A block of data
* * * * *
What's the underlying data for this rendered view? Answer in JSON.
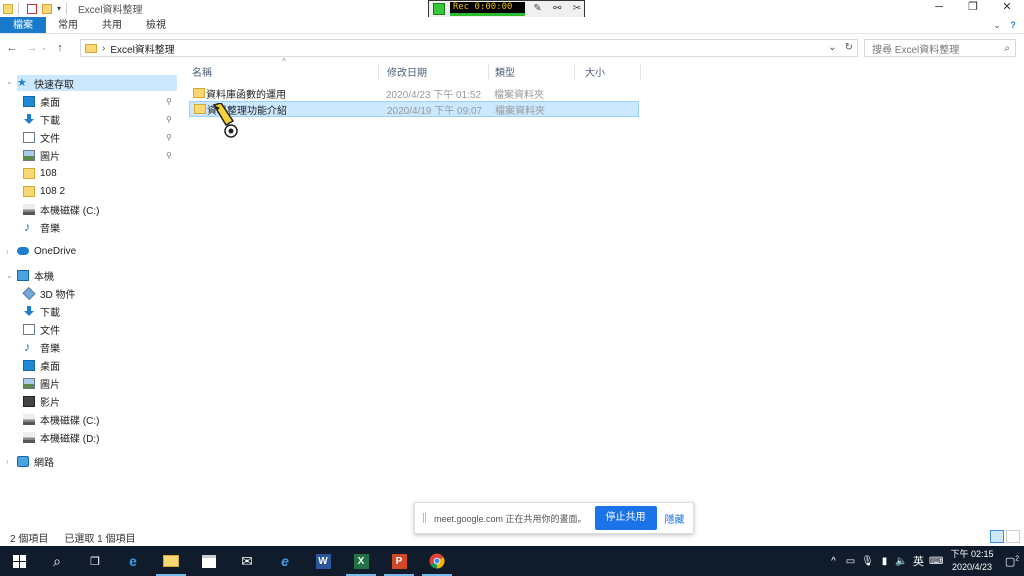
{
  "window": {
    "title": "Excel資料整理",
    "controls": [
      "─",
      "❐",
      "✕"
    ]
  },
  "recorder": {
    "time": "Rec 0:00:00"
  },
  "ribbon": {
    "tabs": [
      "檔案",
      "常用",
      "共用",
      "檢視"
    ]
  },
  "address": {
    "path": "Excel資料整理",
    "search_placeholder": "搜尋 Excel資料整理"
  },
  "nav": {
    "quick_access": "快速存取",
    "quick_items": [
      "桌面",
      "下載",
      "文件",
      "圖片",
      "108",
      "108 2",
      "本機磁碟 (C:)",
      "音樂"
    ],
    "onedrive": "OneDrive",
    "this_pc": "本機",
    "pc_items": [
      "3D 物件",
      "下載",
      "文件",
      "音樂",
      "桌面",
      "圖片",
      "影片",
      "本機磁碟 (C:)",
      "本機磁碟 (D:)"
    ],
    "network": "網路"
  },
  "list": {
    "columns": [
      "名稱",
      "修改日期",
      "類型",
      "大小"
    ],
    "rows": [
      {
        "name": "資料庫函數的運用",
        "date": "2020/4/23 下午 01:52",
        "type": "檔案資料夾"
      },
      {
        "name": "資料整理功能介紹",
        "date": "2020/4/19 下午 09:07",
        "type": "檔案資料夾"
      }
    ]
  },
  "status": {
    "count": "2 個項目",
    "selected": "已選取 1 個項目"
  },
  "meet": {
    "text": "meet.google.com 正在共用你的畫面。",
    "stop": "停止共用",
    "hide": "隱藏"
  },
  "taskbar": {
    "ime": "英",
    "time": "下午 02:15",
    "date": "2020/4/23",
    "notifications": "2"
  }
}
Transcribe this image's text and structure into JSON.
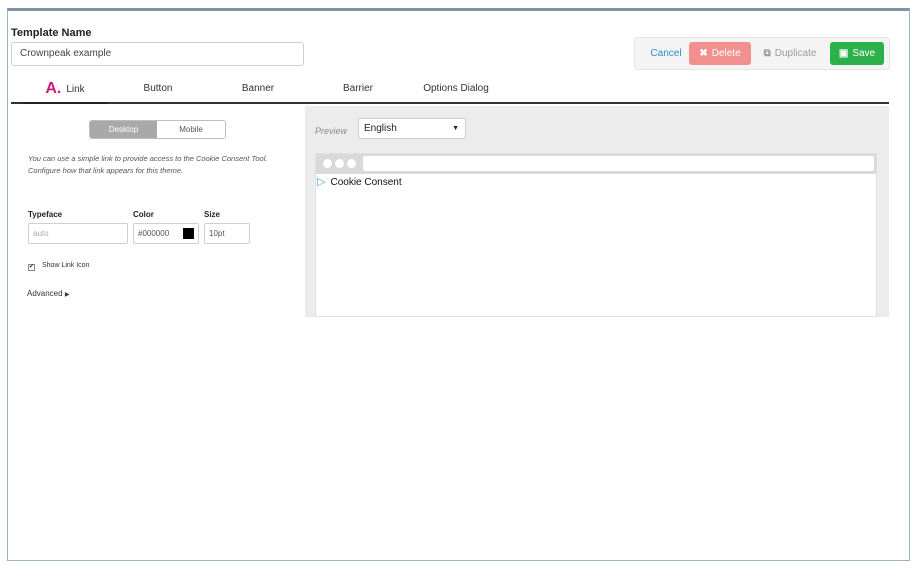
* * * * *
Print out the lines exactly, skipping any picture.

• [Correct response]:
What's the underlying data for this rendered view? Answer in JSON.
{
  "window": {
    "title": "Excel資料整理",
    "controls": [
      "─",
      "❐",
      "✕"
    ]
  },
  "recorder": {
    "time": "Rec 0:00:00"
  },
  "ribbon": {
    "tabs": [
      "檔案",
      "常用",
      "共用",
      "檢視"
    ]
  },
  "address": {
    "path": "Excel資料整理",
    "search_placeholder": "搜尋 Excel資料整理"
  },
  "nav": {
    "quick_access": "快速存取",
    "quick_items": [
      "桌面",
      "下載",
      "文件",
      "圖片",
      "108",
      "108 2",
      "本機磁碟 (C:)",
      "音樂"
    ],
    "onedrive": "OneDrive",
    "this_pc": "本機",
    "pc_items": [
      "3D 物件",
      "下載",
      "文件",
      "音樂",
      "桌面",
      "圖片",
      "影片",
      "本機磁碟 (C:)",
      "本機磁碟 (D:)"
    ],
    "network": "網路"
  },
  "list": {
    "columns": [
      "名稱",
      "修改日期",
      "類型",
      "大小"
    ],
    "rows": [
      {
        "name": "資料庫函數的運用",
        "date": "2020/4/23 下午 01:52",
        "type": "檔案資料夾"
      },
      {
        "name": "資料整理功能介紹",
        "date": "2020/4/19 下午 09:07",
        "type": "檔案資料夾"
      }
    ]
  },
  "status": {
    "count": "2 個項目",
    "selected": "已選取 1 個項目"
  },
  "meet": {
    "text": "meet.google.com 正在共用你的畫面。",
    "stop": "停止共用",
    "hide": "隱藏"
  },
  "taskbar": {
    "ime": "英",
    "time": "下午 02:15",
    "date": "2020/4/23",
    "notifications": "2"
  }
}
Transcribe this image's text and structure into JSON.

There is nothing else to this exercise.